What you should do: Reproduce all records verbatim.

(Records from a data collection)

......

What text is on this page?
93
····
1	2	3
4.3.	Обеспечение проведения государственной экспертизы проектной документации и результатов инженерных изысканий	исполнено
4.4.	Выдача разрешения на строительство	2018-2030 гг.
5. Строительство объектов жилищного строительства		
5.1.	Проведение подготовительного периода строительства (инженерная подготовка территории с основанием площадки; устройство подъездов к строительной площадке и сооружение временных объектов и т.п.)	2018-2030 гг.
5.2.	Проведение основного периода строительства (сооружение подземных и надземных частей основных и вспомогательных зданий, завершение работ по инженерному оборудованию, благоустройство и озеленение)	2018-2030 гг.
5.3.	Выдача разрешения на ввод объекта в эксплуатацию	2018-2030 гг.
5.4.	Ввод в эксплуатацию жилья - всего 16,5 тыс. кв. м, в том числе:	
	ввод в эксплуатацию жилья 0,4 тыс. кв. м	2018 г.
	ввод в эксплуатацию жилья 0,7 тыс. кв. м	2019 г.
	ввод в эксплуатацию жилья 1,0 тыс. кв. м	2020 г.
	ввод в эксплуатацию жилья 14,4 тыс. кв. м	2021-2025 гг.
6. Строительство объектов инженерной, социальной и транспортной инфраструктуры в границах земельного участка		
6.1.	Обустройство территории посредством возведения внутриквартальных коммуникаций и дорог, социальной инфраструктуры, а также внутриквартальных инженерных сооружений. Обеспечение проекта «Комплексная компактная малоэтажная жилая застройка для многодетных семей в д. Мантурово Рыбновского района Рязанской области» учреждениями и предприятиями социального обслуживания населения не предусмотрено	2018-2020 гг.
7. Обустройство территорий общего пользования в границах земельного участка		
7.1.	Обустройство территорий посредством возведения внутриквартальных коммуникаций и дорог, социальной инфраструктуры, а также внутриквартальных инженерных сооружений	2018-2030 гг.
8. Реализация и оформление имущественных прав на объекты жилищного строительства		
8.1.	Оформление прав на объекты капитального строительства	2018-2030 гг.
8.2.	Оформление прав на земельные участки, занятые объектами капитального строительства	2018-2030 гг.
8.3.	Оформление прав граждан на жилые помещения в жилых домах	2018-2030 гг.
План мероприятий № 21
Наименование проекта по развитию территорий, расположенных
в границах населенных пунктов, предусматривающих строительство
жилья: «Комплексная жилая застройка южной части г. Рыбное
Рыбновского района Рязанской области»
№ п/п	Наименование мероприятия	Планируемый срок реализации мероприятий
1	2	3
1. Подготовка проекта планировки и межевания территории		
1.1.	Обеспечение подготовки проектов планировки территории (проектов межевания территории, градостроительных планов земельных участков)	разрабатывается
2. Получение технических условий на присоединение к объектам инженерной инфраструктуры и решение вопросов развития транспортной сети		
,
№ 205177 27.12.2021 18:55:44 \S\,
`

......

Result of this task:
What text is on this page?
93
····
1	2	3
4.3.	Обеспечение проведения государственной экспертизы проектной документации и результатов инженерных изысканий	исполнено
4.4.	Выдача разрешения на строительство	2018-2030 гг.
5. Строительство объектов жилищного строительства		
5.1.	Проведение подготовительного периода строительства (инженерная подготовка территории с основанием площадки; устройство подъездов к строительной площадке и сооружение временных объектов и т.п.)	2018-2030 гг.
5.2.	Проведение основного периода строительства (сооружение подземных и надземных частей основных и вспомогательных зданий, завершение работ по инженерному оборудованию, благоустройство и озеленение)	2018-2030 гг.
5.3.	Выдача разрешения на ввод объекта в эксплуатацию	2018-2030 гг.
5.4.	Ввод в эксплуатацию жилья - всего 16,5 тыс. кв. м, в том числе:	
	ввод в эксплуатацию жилья 0,4 тыс. кв. м	2018 г.
	ввод в эксплуатацию жилья 0,7 тыс. кв. м	2019 г.
	ввод в эксплуатацию жилья 1,0 тыс. кв. м	2020 г.
	ввод в эксплуатацию жилья 14,4 тыс. кв. м	2021-2025 гг.
6. Строительство объектов инженерной, социальной и транспортной инфраструктуры в границах земельного участка		
6.1.	Обустройство территории посредством возведения внутриквартальных коммуникаций и дорог, социальной инфраструктуры, а также внутриквартальных инженерных сооружений. Обеспечение проекта «Комплексная компактная малоэтажная жилая застройка для многодетных семей в д. Мантурово Рыбновского района Рязанской области» учреждениями и предприятиями социального обслуживания населения не предусмотрено	2018-2020 гг.
7. Обустройство территорий общего пользования в границах земельного участка		
7.1.	Обустройство территорий посредством возведения внутриквартальных коммуникаций и дорог, социальной инфраструктуры, а также внутриквартальных инженерных сооружений	2018-2030 гг.
8. Реализация и оформление имущественных прав на объекты жилищного строительства		
8.1.	Оформление прав на объекты капитального строительства	2018-2030 гг.
8.2.	Оформление прав на земельные участки, занятые объектами капитального строительства	2018-2030 гг.
8.3.	Оформление прав граждан на жилые помещения в жилых домах	2018-2030 гг.
План мероприятий № 21
Наименование проекта по развитию территорий, расположенных
в границах населенных пунктов, предусматривающих строительство
жилья: «Комплексная жилая застройка южной части г. Рыбное
Рыбновского района Рязанской области»
№ п/п	Наименование мероприятия	Планируемый срок реализации мероприятий
1	2	3
1. Подготовка проекта планировки и межевания территории		
1.1.	Обеспечение подготовки проектов планировки территории (проектов межевания территории, градостроительных планов земельных участков)	разрабатывается
2. Получение технических условий на присоединение к объектам инженерной инфраструктуры и решение вопросов развития транспортной сети		
,
№ 205177 27.12.2021 18:55:44 \S\,
`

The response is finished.